* _Problem details_:
Among the records below, find the lines that contain "severe" and copy each of them.

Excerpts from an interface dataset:

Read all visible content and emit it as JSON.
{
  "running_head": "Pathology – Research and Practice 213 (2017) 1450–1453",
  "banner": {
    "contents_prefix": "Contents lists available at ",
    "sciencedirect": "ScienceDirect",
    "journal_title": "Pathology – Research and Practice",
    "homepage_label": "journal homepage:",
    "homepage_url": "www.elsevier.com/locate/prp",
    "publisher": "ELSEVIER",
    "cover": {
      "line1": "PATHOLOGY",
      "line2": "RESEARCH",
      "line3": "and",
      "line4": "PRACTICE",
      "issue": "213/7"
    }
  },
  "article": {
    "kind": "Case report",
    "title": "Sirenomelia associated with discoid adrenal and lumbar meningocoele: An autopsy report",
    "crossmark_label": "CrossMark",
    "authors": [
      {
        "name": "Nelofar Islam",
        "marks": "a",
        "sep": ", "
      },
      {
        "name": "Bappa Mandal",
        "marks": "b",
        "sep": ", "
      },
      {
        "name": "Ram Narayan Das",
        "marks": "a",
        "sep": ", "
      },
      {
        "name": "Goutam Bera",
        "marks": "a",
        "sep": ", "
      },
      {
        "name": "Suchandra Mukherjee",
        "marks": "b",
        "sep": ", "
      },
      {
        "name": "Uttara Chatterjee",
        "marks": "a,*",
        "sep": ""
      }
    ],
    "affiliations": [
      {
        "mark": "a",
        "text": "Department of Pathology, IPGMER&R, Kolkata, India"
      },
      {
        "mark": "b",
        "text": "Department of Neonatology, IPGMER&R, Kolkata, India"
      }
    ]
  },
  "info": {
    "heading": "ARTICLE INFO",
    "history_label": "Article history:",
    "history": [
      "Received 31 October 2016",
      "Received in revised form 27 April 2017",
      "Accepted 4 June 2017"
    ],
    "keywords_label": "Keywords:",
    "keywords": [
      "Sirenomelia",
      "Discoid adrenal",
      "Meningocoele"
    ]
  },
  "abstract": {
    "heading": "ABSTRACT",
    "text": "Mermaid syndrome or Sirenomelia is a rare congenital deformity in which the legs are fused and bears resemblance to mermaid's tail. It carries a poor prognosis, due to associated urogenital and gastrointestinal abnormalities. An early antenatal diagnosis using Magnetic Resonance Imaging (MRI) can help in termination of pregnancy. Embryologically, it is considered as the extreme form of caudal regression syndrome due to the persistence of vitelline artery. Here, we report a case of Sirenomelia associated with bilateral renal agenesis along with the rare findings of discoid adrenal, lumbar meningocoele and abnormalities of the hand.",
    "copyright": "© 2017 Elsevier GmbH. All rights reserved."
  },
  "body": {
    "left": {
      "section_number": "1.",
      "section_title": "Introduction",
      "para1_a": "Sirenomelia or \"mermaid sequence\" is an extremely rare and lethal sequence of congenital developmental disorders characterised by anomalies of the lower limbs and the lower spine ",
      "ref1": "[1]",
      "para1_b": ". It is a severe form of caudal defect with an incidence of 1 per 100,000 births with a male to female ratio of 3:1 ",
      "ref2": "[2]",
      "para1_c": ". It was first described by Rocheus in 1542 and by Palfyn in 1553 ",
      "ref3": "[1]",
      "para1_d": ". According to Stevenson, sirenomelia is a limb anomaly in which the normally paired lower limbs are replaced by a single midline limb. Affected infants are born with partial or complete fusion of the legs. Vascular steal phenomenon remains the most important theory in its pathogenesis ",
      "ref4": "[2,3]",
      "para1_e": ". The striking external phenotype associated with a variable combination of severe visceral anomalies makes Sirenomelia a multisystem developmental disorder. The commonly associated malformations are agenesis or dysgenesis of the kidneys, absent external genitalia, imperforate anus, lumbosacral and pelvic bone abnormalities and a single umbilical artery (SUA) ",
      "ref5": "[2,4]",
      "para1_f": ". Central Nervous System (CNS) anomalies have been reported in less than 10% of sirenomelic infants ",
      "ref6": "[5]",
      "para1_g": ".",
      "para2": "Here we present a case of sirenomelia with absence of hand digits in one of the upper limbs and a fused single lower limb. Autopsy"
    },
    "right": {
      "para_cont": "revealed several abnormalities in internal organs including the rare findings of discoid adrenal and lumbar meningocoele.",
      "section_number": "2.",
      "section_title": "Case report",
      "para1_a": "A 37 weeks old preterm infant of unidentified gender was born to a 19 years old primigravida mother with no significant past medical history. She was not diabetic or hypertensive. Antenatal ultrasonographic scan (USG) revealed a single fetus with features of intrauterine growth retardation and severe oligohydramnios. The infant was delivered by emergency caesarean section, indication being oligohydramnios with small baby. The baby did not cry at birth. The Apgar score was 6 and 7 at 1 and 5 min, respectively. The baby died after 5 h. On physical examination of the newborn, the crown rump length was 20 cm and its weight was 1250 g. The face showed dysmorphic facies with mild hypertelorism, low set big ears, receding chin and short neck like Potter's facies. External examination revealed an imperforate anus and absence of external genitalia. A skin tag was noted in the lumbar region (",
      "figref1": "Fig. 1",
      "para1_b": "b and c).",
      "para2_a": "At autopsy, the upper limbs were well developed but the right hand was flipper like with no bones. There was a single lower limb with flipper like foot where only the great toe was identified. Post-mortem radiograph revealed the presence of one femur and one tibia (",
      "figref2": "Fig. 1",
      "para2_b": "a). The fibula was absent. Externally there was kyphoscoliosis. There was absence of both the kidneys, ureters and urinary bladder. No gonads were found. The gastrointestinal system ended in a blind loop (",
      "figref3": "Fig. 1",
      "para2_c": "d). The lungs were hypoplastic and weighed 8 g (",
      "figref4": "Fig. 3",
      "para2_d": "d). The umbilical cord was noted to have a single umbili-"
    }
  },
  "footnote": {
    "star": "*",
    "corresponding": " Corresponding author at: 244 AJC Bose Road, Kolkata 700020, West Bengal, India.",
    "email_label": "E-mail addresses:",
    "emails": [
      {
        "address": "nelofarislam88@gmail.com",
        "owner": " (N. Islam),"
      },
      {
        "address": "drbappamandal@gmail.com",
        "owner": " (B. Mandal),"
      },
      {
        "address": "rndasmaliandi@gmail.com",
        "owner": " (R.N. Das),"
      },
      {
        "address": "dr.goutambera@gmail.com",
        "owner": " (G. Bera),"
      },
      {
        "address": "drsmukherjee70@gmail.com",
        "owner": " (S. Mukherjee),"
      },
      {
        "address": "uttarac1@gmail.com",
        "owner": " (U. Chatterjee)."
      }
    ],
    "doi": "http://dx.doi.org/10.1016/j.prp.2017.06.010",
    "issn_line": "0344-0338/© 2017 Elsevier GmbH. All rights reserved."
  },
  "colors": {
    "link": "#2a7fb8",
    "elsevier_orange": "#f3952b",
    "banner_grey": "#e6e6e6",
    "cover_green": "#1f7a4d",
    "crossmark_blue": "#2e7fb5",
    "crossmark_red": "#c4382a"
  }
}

* _Solution for this task_:
      "para1_b": ". It is a severe form of caudal defect with an incidence of 1 per 100,000 births with a male to female ratio of 3:1 ",
      "para1_e": ". The striking external phenotype associated with a variable combination of severe visceral anomalies makes Sirenomelia a multisystem developmental disorder. The commonly associated malformations are agenesis or dysgenesis of the kidneys, absent external genitalia, imperforate anus, lumbosacral and pelvic bone abnormalities and a single umbilical artery (SUA) ",
      "para1_a": "A 37 weeks old preterm infant of unidentified gender was born to a 19 years old primigravida mother with no significant past medical history. She was not diabetic or hypertensive. Antenatal ultrasonographic scan (USG) revealed a single fetus with features of intrauterine growth retardation and severe oligohydramnios. The infant was delivered by emergency caesarean section, indication being oligohydramnios with small baby. The baby did not cry at birth. The Apgar score was 6 and 7 at 1 and 5 min, respectively. The baby died after 5 h. On physical examination of the newborn, the crown rump length was 20 cm and its weight was 1250 g. The face showed dysmorphic facies with mild hypertelorism, low set big ears, receding chin and short neck like Potter's facies. External examination revealed an imperforate anus and absence of external genitalia. A skin tag was noted in the lumbar region (",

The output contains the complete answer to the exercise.